**** RECORDS FOR PROCESSING
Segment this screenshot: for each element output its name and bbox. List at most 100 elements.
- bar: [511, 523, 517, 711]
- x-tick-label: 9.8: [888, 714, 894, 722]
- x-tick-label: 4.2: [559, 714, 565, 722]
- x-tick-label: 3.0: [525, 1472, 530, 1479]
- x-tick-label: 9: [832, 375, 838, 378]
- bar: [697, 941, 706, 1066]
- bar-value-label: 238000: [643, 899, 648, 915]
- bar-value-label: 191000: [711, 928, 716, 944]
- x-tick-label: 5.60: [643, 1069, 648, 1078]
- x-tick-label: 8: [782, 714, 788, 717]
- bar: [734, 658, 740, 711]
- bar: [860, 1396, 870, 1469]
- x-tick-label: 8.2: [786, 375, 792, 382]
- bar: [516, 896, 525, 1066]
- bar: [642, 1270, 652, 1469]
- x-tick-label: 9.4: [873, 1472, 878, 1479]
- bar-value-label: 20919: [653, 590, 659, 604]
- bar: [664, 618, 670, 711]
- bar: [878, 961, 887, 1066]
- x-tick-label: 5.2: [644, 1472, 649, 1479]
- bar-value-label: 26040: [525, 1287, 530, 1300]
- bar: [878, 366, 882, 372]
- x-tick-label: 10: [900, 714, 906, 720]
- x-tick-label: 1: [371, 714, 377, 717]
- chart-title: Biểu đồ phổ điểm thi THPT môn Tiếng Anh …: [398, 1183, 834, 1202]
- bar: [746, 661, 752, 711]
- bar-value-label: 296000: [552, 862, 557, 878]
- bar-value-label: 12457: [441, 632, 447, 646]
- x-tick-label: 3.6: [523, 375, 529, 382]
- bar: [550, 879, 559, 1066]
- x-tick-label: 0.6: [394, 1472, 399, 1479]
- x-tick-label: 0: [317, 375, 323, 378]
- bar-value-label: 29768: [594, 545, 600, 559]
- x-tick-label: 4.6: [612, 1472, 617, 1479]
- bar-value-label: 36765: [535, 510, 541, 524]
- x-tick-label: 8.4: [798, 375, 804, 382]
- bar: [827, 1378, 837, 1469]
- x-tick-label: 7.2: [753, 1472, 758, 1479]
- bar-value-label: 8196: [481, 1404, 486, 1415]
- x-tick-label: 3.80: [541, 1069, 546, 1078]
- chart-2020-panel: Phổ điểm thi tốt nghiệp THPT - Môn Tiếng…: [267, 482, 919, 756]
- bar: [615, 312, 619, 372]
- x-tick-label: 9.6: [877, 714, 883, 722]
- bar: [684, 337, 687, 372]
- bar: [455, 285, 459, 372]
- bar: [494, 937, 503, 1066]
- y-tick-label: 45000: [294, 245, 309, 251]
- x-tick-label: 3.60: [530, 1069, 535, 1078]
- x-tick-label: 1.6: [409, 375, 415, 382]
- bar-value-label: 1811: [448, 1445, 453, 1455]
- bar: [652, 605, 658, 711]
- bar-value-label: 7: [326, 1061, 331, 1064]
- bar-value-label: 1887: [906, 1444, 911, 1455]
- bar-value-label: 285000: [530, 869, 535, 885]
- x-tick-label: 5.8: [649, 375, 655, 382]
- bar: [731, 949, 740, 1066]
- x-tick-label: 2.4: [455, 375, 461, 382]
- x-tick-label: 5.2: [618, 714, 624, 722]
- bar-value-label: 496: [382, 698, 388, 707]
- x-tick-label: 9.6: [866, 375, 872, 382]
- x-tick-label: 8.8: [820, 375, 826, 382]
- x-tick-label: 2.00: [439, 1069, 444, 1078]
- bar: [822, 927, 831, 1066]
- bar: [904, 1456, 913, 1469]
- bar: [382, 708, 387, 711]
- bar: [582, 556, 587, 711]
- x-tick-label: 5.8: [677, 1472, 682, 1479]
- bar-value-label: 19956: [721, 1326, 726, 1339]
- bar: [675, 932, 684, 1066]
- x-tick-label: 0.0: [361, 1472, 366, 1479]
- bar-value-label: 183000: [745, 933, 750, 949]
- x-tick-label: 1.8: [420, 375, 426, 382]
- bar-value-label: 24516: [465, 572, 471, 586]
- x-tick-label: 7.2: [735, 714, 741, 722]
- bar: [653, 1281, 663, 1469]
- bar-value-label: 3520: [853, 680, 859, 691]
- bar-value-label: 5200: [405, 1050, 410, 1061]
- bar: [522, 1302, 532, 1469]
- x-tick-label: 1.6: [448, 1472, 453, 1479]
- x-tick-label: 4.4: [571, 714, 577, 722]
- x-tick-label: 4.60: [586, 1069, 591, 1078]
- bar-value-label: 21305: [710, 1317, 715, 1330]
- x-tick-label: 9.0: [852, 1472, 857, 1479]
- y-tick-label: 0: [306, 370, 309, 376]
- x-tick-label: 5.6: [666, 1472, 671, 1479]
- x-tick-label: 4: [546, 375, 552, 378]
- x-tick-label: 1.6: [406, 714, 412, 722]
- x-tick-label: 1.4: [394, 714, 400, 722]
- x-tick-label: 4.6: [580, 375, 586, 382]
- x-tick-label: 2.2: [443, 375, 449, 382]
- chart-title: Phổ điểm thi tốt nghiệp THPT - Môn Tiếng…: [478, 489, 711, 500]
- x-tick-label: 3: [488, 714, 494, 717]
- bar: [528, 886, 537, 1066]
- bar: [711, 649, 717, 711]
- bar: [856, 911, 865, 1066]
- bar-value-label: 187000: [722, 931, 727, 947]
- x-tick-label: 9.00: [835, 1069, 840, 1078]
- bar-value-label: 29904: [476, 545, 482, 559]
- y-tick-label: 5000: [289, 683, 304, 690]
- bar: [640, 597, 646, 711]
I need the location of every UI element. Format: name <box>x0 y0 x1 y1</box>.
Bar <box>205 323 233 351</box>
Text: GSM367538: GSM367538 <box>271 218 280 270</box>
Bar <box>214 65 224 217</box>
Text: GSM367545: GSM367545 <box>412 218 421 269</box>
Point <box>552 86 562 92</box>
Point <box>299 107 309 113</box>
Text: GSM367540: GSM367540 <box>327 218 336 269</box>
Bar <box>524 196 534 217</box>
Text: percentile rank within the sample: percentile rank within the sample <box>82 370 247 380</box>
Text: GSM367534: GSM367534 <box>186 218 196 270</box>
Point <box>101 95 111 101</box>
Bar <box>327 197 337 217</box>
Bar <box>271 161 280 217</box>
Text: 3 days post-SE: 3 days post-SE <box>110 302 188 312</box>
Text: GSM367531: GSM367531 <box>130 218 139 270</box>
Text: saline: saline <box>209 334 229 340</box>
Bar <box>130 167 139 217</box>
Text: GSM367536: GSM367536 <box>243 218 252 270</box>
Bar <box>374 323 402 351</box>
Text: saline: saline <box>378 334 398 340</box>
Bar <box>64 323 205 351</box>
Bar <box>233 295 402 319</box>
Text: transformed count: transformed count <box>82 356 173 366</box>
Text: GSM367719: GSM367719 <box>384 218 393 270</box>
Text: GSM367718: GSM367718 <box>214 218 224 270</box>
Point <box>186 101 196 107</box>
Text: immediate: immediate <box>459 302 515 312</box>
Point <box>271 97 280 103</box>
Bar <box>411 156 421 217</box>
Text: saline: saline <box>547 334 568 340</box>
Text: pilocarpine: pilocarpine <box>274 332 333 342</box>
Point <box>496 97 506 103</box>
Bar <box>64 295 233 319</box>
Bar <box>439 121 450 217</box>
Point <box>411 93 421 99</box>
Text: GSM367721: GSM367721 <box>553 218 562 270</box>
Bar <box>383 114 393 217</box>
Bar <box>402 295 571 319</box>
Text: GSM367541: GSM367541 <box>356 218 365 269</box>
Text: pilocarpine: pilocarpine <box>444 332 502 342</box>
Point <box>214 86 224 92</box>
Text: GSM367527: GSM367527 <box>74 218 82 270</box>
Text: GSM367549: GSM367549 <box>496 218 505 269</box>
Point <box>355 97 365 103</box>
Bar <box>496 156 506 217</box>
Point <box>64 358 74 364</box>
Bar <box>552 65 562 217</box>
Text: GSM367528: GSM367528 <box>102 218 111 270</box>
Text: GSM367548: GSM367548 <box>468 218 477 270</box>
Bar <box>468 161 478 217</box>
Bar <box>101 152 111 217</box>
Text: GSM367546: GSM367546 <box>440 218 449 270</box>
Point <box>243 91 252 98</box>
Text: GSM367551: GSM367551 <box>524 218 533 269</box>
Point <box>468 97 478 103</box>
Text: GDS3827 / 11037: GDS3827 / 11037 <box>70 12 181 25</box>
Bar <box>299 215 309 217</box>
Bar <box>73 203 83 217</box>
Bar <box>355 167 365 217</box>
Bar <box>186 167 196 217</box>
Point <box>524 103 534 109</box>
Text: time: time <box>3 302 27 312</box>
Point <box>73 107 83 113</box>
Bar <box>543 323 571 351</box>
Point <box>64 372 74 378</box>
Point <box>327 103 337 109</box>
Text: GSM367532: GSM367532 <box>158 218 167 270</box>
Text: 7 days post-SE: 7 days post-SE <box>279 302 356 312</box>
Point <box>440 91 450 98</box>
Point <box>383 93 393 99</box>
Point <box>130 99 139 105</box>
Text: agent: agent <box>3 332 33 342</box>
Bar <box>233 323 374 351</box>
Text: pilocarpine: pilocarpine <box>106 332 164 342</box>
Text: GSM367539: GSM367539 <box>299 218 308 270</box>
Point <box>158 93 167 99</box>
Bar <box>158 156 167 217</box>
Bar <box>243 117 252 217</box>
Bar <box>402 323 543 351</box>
********
**TO BE DONE:** Show, in full, each line of the listing above that contains the string "name".

**PROBLEM SOLUTION:**
Segment this screenshot: for each element output its name and bbox. List at most 100 elements.
I need the location of every UI element. Format: name <box>x0 y0 x1 y1</box>.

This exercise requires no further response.